_Text block_
So a good day, and nice to have a full week under my belt. But there is no getting cocky here at all. I am a 36 year addict with multiple failed non-KTC attempts in my past. I know that the nic bitch is always there and will always be whispering in my ear. I am an addict and there is no f*cking cure. Just ODAAT.

My head is less foggy and I was actually able to get some work done, so that is a positive. So most of the hard withdrawal symptoms are probably in the rear view mirror. But to honest with you, I have always been more worried about the mind games than I was about getting by the suck.

Like most everyone here knows, I spent a huge f*cking amount of time and energy planning my next dip. Example, every time my lovely wife leaves the house to run an errand, in my mind I am saying..."Oh goody, now I can sneak a dip without her seeing me....now where did I hide that can?" So, of course, today when she left I had exactly the same thoughts...of course there is no can around and of course I made my pledge for the day so I really was not in any caver danger. But still, it just goes to show how deep the addict brain in embedded into my psyche at this point.

I am definitely afraid of being out with casual friends or guys I want to impress and having one of them crack out a can or toss me a can...especially after a beer or two...pathetic I know, but there it is. My close friends will know that I quit and hardly any of them abuse nic anyway so that is not the problem. It is that moment when I still want to "look cool or tough" and be "accepted" (and it does not make you look cool or tough and you would think that at my age peer pressure would be a thing of the past), but there you go. I know I have some tools already to address this, and staying away from alcohol for a long while is also key. So maybe it is not even this specific scenario I worry about but something like it that may just pop into my life at a time where I am particularly weak or stupid.

_Given data_
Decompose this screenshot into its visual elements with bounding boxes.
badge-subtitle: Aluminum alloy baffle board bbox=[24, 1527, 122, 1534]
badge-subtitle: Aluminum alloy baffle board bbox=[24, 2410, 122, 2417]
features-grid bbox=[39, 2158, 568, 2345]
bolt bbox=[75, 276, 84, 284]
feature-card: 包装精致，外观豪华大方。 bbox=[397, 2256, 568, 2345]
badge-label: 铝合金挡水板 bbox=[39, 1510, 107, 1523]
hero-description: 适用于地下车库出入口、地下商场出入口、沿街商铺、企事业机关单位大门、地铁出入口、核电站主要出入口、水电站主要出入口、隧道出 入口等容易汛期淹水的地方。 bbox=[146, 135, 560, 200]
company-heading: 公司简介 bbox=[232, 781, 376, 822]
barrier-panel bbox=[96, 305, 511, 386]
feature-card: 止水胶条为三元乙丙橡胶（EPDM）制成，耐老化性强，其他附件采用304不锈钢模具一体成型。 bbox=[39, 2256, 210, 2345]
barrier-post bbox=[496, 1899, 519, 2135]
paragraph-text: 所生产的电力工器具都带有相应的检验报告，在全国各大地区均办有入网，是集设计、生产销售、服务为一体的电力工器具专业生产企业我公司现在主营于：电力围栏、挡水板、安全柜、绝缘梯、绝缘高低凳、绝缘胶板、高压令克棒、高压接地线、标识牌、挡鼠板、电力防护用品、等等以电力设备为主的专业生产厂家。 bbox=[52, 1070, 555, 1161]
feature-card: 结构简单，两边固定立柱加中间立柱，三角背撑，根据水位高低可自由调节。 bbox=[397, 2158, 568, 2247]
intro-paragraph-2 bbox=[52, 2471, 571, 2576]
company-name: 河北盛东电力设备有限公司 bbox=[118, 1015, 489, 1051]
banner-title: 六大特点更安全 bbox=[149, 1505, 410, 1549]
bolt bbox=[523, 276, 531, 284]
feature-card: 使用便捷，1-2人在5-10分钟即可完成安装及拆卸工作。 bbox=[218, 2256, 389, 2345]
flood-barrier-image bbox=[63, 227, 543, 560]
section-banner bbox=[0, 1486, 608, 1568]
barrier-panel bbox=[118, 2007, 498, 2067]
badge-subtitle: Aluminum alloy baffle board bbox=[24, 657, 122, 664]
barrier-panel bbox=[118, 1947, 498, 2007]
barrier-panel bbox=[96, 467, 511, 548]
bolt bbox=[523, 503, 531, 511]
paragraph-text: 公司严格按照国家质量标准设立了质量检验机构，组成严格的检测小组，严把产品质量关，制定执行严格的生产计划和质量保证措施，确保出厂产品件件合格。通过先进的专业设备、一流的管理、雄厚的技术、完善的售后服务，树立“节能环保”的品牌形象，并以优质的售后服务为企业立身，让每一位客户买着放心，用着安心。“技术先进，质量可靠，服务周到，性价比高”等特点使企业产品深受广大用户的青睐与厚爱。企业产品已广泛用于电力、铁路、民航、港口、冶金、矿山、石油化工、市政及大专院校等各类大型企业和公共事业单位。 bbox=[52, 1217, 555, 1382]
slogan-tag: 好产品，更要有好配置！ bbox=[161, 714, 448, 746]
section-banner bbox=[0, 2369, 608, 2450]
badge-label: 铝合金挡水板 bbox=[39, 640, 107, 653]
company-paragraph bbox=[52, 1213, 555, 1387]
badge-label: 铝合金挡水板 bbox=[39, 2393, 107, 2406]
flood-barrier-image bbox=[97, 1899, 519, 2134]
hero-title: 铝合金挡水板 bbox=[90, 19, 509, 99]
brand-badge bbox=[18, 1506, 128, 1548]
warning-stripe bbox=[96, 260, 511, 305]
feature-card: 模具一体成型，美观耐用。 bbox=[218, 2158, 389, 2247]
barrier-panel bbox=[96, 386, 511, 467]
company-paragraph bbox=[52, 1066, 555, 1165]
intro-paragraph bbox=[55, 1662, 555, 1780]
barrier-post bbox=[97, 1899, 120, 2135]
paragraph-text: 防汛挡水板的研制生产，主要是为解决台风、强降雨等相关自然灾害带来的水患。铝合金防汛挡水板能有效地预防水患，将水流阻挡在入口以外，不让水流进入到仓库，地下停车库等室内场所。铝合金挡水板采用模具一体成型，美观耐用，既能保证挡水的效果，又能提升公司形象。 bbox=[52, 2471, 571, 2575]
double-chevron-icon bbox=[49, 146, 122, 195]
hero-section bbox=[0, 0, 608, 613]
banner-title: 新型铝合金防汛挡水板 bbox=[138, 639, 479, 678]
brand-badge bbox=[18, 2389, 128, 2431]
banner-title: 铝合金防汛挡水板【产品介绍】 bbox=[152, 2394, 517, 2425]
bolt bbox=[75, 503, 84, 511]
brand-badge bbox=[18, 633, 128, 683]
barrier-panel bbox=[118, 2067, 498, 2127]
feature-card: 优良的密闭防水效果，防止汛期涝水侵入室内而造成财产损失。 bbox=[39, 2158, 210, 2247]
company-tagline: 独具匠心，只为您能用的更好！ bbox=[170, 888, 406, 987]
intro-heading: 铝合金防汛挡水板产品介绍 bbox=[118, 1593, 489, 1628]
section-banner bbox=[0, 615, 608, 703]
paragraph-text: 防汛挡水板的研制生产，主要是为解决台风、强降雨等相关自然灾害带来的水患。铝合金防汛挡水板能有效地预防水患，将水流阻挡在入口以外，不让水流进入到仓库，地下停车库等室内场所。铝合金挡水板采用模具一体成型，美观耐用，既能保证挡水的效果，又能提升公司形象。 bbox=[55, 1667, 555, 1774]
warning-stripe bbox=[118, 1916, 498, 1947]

_Exercise prompt_
Print the entry about the first week without dip word for word, from start to finish.

_Answer_
So a good day, and nice to have a full week under my belt. But there is no getting cocky here at all. I am a 36 year addict with multiple failed non-KTC attempts in my past. I know that the nic bitch is always there and will always be whispering in my ear. I am an addict and there is no f*cking cure. Just ODAAT.

My head is less foggy and I was actually able to get some work done, so that is a positive. So most of the hard withdrawal symptoms are probably in the rear view mirror. But to honest with you, I have always been more worried about the mind games than I was about getting by the suck.

Like most everyone here knows, I spent a huge f*cking amount of time and energy planning my next dip. Example, every time my lovely wife leaves the house to run an errand, in my mind I am saying..."Oh goody, now I can sneak a dip without her seeing me....now where did I hide that can?" So, of course, today when she left I had exactly the same thoughts...of course there is no can around and of course I made my pledge for the day so I really was not in any caver danger. But still, it just goes to show how deep the addict brain in embedded into my psyche at this point.

I am definitely afraid of being out with casual friends or guys I want to impress and having one of them crack out a can or toss me a can...especially after a beer or two...pathetic I know, but there it is. My close friends will know that I quit and hardly any of them abuse nic anyway so that is not the problem. It is that moment when I still want to "look cool or tough" and be "accepted" (and it does not make you look cool or tough and you would think that at my age peer pressure would be a thing of the past), but there you go. I know I have some tools already to address this, and staying away from alcohol for a long while is also key. So maybe it is not even this specific scenario I worry about but something like it that may just pop into my life at a time where I am particularly weak or stupid.